**To be done:**
Locate the lines of the listing below that hold "Pedestal", then copy each of them.

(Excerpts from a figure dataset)
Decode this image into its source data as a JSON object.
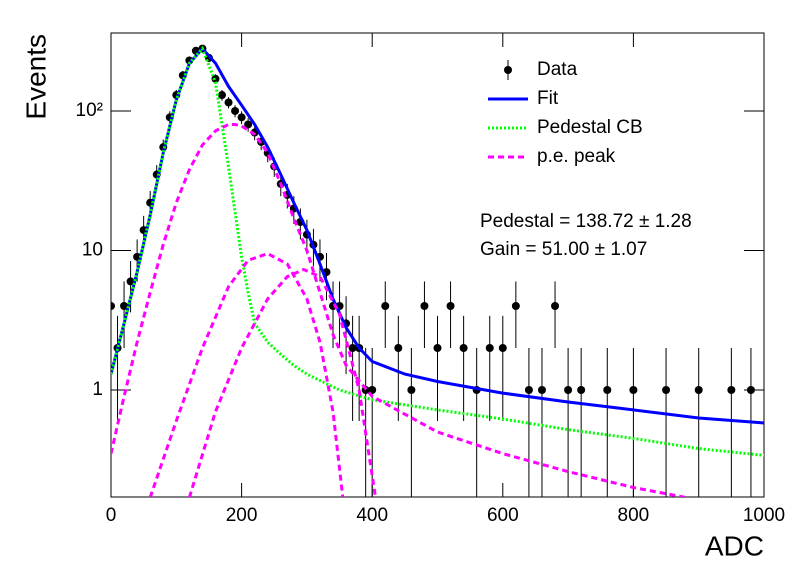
{
  "chart_data": {
    "type": "line",
    "xlabel": "ADC",
    "ylabel": "Events",
    "xlim": [
      0,
      1000
    ],
    "xticks": [
      0,
      200,
      400,
      600,
      800,
      1000
    ],
    "ylim": [
      0.171,
      362
    ],
    "log_y": true,
    "yticks": [
      1,
      10,
      {
        "value": 100,
        "label": "10²"
      }
    ],
    "legend": "upper right",
    "annotations": [
      "Pedestal = 138.72 ± 1.28",
      "Gain = 51.00 ± 1.07"
    ],
    "series": [
      {
        "name": "Data",
        "color": "#000000",
        "style": "points",
        "x": [
          0,
          10,
          20,
          30,
          40,
          50,
          60,
          70,
          80,
          90,
          100,
          110,
          120,
          130,
          140,
          150,
          160,
          170,
          180,
          190,
          200,
          210,
          220,
          230,
          240,
          250,
          260,
          270,
          280,
          290,
          300,
          310,
          320,
          330,
          340,
          350,
          360,
          370,
          380,
          390,
          400,
          420,
          440,
          460,
          480,
          500,
          520,
          540,
          560,
          580,
          600,
          620,
          640,
          660,
          680,
          700,
          720,
          760,
          800,
          850,
          900,
          950,
          980
        ],
        "values": [
          4,
          2,
          4,
          6,
          9,
          14,
          22,
          35,
          55,
          90,
          130,
          180,
          230,
          270,
          280,
          240,
          170,
          130,
          115,
          100,
          90,
          80,
          70,
          60,
          50,
          40,
          30,
          25,
          20,
          16,
          13,
          11,
          9,
          7,
          4,
          4,
          3,
          2,
          2,
          1,
          1,
          4,
          2,
          1,
          4,
          2,
          4,
          2,
          1,
          2,
          2,
          4,
          1,
          1,
          4,
          1,
          1,
          1,
          1,
          1,
          1,
          1,
          1
        ],
        "errors": [
          2,
          1.4,
          2,
          2.4,
          3,
          3.7,
          4.7,
          5.9,
          7.4,
          9.5,
          11.4,
          13.4,
          15.2,
          16.4,
          16.7,
          15.5,
          13,
          11.4,
          10.7,
          10,
          9.5,
          8.9,
          8.4,
          7.7,
          7.1,
          6.3,
          5.5,
          5,
          4.5,
          4,
          3.6,
          3.3,
          3,
          2.6,
          2,
          2,
          1.7,
          1.4,
          1.4,
          1,
          1,
          2,
          1.4,
          1,
          2,
          1.4,
          2,
          1.4,
          1,
          1.4,
          1.4,
          2,
          1,
          1,
          2,
          1,
          1,
          1,
          1,
          1,
          1,
          1,
          1
        ]
      },
      {
        "name": "Fit",
        "color": "#0000ff",
        "style": "solid",
        "x": [
          0,
          20,
          40,
          60,
          80,
          100,
          120,
          140,
          160,
          180,
          200,
          220,
          240,
          260,
          280,
          300,
          320,
          340,
          360,
          380,
          400,
          450,
          500,
          600,
          700,
          800,
          900,
          1000
        ],
        "values": [
          1.3,
          3,
          7,
          18,
          50,
          120,
          220,
          280,
          220,
          150,
          110,
          80,
          55,
          35,
          22,
          14,
          8,
          4.5,
          2.8,
          2,
          1.6,
          1.3,
          1.15,
          0.95,
          0.82,
          0.72,
          0.63,
          0.58
        ]
      },
      {
        "name": "Pedestal CB",
        "color": "#00ff00",
        "style": "dotted",
        "x": [
          0,
          20,
          40,
          60,
          80,
          100,
          120,
          140,
          160,
          180,
          200,
          210,
          220,
          240,
          260,
          280,
          300,
          350,
          400,
          500,
          600,
          700,
          800,
          900,
          1000
        ],
        "values": [
          1.3,
          3,
          7,
          18,
          50,
          120,
          220,
          280,
          160,
          40,
          9,
          5,
          3,
          2.2,
          1.8,
          1.5,
          1.3,
          1,
          0.85,
          0.72,
          0.62,
          0.52,
          0.45,
          0.38,
          0.34
        ]
      },
      {
        "name": "p.e. peak",
        "color": "#ff00ff",
        "style": "dashed",
        "x": [
          0,
          20,
          40,
          60,
          80,
          100,
          120,
          140,
          160,
          180,
          190,
          200,
          220,
          240,
          260,
          280,
          300,
          320,
          340,
          360,
          400,
          500,
          600,
          700,
          800,
          880
        ],
        "values": [
          0.35,
          0.9,
          2.2,
          5,
          11,
          22,
          38,
          57,
          72,
          80,
          80,
          78,
          68,
          50,
          30,
          17,
          10,
          5,
          2.5,
          1.5,
          0.9,
          0.5,
          0.35,
          0.26,
          0.2,
          0.17
        ]
      },
      {
        "color": "#ff00ff",
        "style": "dashed",
        "x": [
          60,
          100,
          140,
          180,
          210,
          240,
          270,
          300,
          320,
          340,
          355
        ],
        "values": [
          0.17,
          0.6,
          2,
          5.5,
          8.5,
          9.5,
          8,
          4.5,
          2.2,
          0.7,
          0.17
        ]
      },
      {
        "color": "#ff00ff",
        "style": "dashed",
        "x": [
          120,
          160,
          200,
          240,
          270,
          295,
          320,
          350,
          380,
          405
        ],
        "values": [
          0.17,
          0.7,
          2,
          4.5,
          6.5,
          7.3,
          6.5,
          3.5,
          1,
          0.17
        ]
      }
    ]
  }
}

**Task response:**
      "Pedestal = 138.72 ± 1.28",
        "name": "Pedestal CB",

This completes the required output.